[A block of data]
────────────────────
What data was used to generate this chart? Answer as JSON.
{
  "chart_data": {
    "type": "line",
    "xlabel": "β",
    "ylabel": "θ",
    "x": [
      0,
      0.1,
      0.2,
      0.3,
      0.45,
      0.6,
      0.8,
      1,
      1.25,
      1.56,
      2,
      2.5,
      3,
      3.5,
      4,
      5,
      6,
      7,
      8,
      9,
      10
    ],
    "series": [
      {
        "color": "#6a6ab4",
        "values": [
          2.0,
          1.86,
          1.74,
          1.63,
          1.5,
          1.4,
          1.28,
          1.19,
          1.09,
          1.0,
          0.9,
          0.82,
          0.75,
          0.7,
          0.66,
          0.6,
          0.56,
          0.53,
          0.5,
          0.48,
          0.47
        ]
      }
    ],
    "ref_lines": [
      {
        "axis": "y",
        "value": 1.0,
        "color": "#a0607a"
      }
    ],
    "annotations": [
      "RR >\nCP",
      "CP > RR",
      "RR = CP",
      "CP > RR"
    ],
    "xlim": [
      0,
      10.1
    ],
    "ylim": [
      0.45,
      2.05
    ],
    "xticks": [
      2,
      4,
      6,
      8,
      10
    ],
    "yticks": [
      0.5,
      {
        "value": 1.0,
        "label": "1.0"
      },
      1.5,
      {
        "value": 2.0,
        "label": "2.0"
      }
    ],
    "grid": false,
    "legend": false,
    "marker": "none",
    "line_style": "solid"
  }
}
────────────────────
◆ Short exercise: Print back all the lines verbatim.

◆ Solution:
What data was used to generate this chart? Answer as JSON.
{
  "chart_data": {
    "type": "line",
    "xlabel": "β",
    "ylabel": "θ",
    "x": [
      0,
      0.1,
      0.2,
      0.3,
      0.45,
      0.6,
      0.8,
      1,
      1.25,
      1.56,
      2,
      2.5,
      3,
      3.5,
      4,
      5,
      6,
      7,
      8,
      9,
      10
    ],
    "series": [
      {
        "color": "#6a6ab4",
        "values": [
          2.0,
          1.86,
          1.74,
          1.63,
          1.5,
          1.4,
          1.28,
          1.19,
          1.09,
          1.0,
          0.9,
          0.82,
          0.75,
          0.7,
          0.66,
          0.6,
          0.56,
          0.53,
          0.5,
          0.48,
          0.47
        ]
      }
    ],
    "ref_lines": [
      {
        "axis": "y",
        "value": 1.0,
        "color": "#a0607a"
      }
    ],
    "annotations": [
      "RR >\nCP",
      "CP > RR",
      "RR = CP",
      "CP > RR"
    ],
    "xlim": [
      0,
      10.1
    ],
    "ylim": [
      0.45,
      2.05
    ],
    "xticks": [
      2,
      4,
      6,
      8,
      10
    ],
    "yticks": [
      0.5,
      {
        "value": 1.0,
        "label": "1.0"
      },
      1.5,
      {
        "value": 2.0,
        "label": "2.0"
      }
    ],
    "grid": false,
    "legend": false,
    "marker": "none",
    "line_style": "solid"
  }
}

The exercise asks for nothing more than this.